* What is asked
Where the word "using" occurs in a line, return that line.
[START OF Information given]
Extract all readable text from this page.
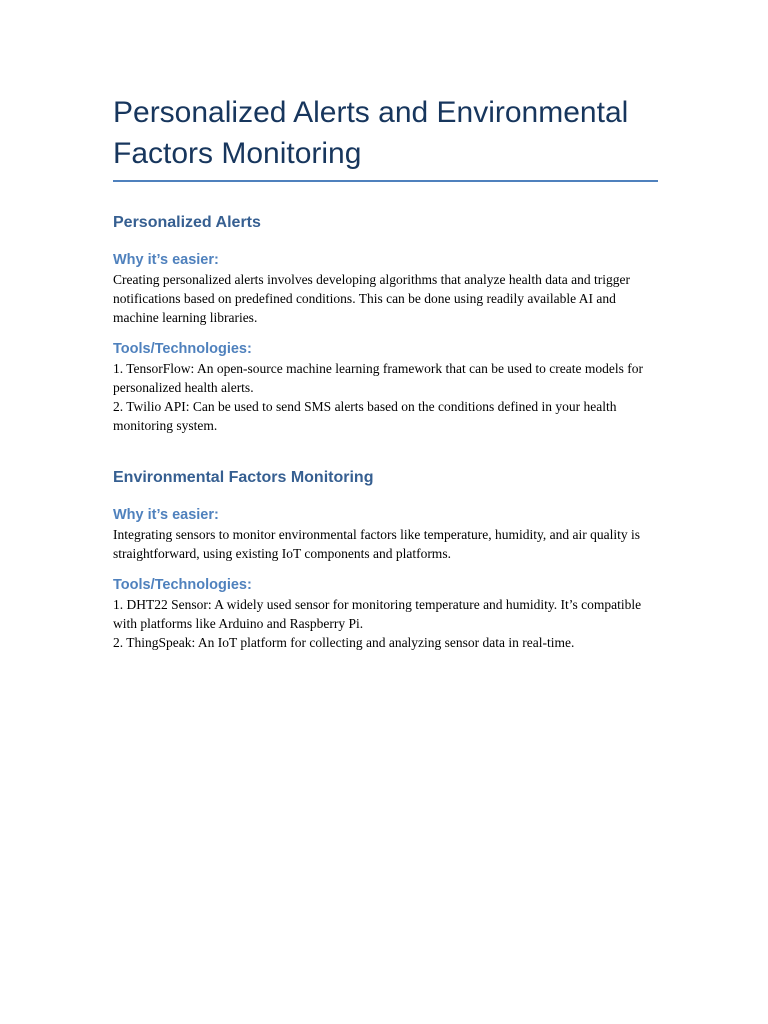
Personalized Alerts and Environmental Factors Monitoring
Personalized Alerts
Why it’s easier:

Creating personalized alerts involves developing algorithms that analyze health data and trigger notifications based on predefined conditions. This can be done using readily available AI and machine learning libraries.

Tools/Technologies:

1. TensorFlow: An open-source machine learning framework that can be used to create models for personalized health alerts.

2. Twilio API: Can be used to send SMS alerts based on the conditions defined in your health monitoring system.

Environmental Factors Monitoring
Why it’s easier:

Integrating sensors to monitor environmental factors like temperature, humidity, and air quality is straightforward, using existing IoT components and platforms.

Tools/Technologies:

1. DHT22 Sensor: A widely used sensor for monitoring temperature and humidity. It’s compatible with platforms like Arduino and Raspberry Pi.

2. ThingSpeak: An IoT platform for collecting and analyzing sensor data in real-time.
[END OF Information given]
* Response below
Creating personalized alerts involves developing algorithms that analyze health data and trigger notifications based on predefined conditions. This can be done using readily available AI and machine learning libraries.
Integrating sensors to monitor environmental factors like temperature, humidity, and air quality is straightforward, using existing IoT components and platforms.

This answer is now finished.